"""

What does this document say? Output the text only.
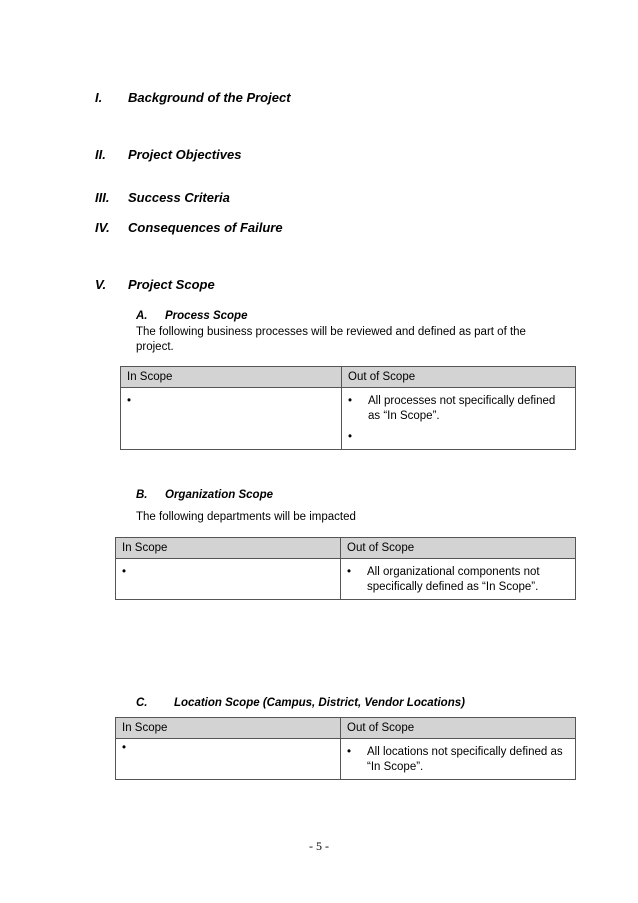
I. Background of the Project
II. Project Objectives
III. Success Criteria
IV. Consequences of Failure
V. Project Scope
A. Process Scope
The following business processes will be reviewed and defined as part of the project.
In Scope	Out of Scope

•	• All processes not specifically defined as “In Scope”.
•
B. Organization Scope
The following departments will be impacted
In Scope	Out of Scope

•	• All organizational components not specifically defined as “In Scope”.
C. Location Scope (Campus, District, Vendor Locations)
In Scope	Out of Scope

•	• All locations not specifically defined as “In Scope”.
- 5 -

"""

Task requirements: Copy the listing word for word, excluding its pictures.

Output for this exercise:
What does this document say? Output the text only.
I. Background of the Project
II. Project Objectives
III. Success Criteria
IV. Consequences of Failure
V. Project Scope
A. Process Scope
The following business processes will be reviewed and defined as part of the project.
In Scope	Out of Scope

•	• All processes not specifically defined as “In Scope”.
•
B. Organization Scope
The following departments will be impacted
In Scope	Out of Scope

•	• All organizational components not specifically defined as “In Scope”.
C. Location Scope (Campus, District, Vendor Locations)
In Scope	Out of Scope

•	• All locations not specifically defined as “In Scope”.
- 5 -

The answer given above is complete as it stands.